■ **What is being asked**
Return all lines in the material below that contain "mail".

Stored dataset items
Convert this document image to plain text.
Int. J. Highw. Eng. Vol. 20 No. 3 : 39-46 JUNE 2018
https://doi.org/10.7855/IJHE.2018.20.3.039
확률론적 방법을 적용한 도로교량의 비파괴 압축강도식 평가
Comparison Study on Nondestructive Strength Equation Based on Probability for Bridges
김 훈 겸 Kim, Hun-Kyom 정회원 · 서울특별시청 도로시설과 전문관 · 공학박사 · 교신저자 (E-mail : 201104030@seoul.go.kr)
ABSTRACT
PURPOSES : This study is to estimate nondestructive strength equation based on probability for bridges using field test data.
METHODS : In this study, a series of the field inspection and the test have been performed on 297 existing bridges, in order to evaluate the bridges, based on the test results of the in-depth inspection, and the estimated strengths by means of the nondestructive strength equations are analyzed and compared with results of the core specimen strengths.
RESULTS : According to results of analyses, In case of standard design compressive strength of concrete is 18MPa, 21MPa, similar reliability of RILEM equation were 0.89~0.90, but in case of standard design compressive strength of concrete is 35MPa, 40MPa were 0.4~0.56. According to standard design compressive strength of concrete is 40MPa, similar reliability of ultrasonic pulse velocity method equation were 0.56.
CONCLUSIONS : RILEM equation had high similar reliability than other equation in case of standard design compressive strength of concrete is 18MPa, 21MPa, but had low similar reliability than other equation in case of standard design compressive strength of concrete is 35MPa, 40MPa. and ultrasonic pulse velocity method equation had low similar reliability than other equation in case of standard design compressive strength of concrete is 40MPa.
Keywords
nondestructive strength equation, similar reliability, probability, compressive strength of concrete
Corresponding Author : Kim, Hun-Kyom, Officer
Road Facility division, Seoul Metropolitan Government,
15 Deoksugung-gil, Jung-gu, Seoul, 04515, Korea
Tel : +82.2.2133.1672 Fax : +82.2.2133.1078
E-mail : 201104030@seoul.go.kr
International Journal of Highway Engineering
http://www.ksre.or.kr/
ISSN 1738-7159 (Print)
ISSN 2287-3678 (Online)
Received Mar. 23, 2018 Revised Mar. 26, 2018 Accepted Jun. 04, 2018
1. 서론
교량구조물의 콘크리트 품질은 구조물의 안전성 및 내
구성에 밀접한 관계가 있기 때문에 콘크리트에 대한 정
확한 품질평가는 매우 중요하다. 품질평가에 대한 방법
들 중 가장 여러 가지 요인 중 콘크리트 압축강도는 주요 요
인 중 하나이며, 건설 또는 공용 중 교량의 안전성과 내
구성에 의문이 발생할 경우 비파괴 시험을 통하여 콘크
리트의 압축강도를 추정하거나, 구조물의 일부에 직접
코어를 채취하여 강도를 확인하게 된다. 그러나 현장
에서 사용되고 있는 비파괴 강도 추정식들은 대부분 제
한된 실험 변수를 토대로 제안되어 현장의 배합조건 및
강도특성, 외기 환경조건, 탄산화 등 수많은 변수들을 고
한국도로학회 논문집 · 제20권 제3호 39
...
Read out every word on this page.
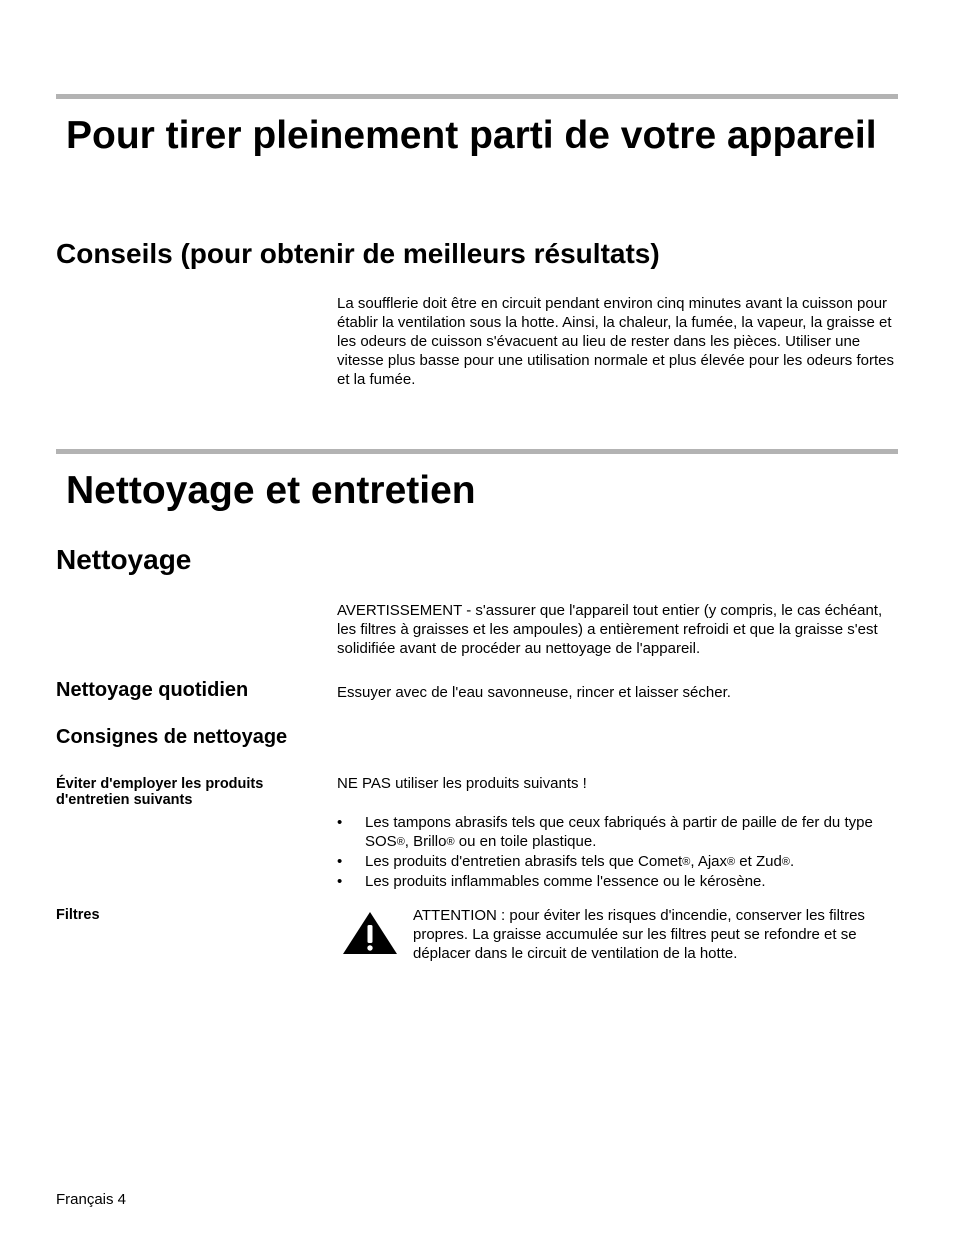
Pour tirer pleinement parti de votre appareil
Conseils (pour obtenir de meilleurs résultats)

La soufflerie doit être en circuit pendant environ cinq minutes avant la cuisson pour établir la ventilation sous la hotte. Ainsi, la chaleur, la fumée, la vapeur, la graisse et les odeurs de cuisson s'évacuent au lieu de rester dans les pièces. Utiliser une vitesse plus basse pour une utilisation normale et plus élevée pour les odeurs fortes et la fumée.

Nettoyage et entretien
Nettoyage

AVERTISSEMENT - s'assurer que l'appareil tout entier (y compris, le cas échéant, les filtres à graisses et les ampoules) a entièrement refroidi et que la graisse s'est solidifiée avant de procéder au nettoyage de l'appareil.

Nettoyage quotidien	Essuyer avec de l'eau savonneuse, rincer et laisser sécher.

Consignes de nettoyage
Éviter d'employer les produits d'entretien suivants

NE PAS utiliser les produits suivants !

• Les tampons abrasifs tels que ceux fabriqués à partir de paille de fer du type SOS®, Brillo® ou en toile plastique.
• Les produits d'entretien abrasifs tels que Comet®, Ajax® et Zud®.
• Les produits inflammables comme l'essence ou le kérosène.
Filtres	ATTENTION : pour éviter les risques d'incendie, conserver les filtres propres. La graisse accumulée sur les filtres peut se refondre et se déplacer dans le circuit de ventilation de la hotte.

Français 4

■ **Response**
김 훈 겸 Kim, Hun-Kyom 정회원 · 서울특별시청 도로시설과 전문관 · 공학박사 · 교신저자 (E-mail : 201104030@seoul.go.kr)
E-mail : 201104030@seoul.go.kr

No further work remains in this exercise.